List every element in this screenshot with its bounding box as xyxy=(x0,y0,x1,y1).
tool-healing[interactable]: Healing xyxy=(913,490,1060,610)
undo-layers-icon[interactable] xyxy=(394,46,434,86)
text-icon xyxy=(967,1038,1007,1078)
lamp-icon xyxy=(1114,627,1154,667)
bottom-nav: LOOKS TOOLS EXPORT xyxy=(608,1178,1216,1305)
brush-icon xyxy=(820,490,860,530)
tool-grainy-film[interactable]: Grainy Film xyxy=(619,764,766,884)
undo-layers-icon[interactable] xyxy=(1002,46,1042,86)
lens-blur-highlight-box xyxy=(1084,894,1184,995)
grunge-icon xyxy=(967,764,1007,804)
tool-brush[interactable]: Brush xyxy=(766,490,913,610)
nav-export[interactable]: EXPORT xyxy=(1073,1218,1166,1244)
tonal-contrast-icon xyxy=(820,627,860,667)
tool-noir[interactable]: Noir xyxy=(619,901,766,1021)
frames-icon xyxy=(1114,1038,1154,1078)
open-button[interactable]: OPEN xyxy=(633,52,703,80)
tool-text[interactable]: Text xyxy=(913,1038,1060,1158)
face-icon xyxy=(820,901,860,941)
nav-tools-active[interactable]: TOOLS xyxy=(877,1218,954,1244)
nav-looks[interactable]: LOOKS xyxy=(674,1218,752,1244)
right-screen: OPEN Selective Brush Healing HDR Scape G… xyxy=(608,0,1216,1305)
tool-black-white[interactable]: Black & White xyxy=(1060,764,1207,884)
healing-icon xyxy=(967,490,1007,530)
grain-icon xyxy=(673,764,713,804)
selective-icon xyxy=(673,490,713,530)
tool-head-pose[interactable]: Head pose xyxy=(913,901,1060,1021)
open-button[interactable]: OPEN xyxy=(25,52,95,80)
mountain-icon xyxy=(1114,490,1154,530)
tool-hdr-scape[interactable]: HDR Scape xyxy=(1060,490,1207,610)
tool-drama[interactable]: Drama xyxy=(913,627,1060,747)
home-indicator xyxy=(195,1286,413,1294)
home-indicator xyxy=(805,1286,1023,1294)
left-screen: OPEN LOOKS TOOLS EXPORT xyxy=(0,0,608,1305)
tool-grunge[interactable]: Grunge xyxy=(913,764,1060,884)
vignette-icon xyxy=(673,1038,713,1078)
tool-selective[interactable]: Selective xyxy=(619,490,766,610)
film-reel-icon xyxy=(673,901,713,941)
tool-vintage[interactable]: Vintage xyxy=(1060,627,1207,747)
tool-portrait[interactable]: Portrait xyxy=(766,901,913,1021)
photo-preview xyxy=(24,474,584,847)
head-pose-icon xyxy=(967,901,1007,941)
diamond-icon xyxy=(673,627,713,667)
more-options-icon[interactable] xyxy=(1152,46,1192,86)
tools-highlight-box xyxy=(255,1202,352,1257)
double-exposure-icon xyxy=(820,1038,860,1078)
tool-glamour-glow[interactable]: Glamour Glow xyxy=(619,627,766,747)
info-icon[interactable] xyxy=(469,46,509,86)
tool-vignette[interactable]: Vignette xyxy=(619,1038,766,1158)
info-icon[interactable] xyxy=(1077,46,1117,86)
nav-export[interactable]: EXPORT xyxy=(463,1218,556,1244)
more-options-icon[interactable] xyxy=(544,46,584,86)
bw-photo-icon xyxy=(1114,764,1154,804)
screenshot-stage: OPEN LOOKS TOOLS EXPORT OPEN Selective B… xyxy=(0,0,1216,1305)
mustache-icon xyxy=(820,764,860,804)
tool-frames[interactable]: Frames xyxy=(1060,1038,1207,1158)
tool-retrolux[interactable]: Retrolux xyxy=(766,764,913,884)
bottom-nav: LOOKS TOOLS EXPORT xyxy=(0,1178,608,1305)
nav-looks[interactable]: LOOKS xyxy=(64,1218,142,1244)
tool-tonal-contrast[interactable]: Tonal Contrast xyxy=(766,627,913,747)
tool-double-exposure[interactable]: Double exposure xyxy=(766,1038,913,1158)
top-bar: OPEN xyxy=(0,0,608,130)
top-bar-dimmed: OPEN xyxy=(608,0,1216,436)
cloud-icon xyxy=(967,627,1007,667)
========
THE PROBLEM: Locate every line in the records above that contains the string "screenshot" and copy each of those lines.

WRITTEN ANSWER:
List every element in this screenshot with its bounding box as xyxy=(x0,y0,x1,y1).
screenshot-stage: OPEN LOOKS TOOLS EXPORT OPEN Selective B… xyxy=(0,0,1216,1305)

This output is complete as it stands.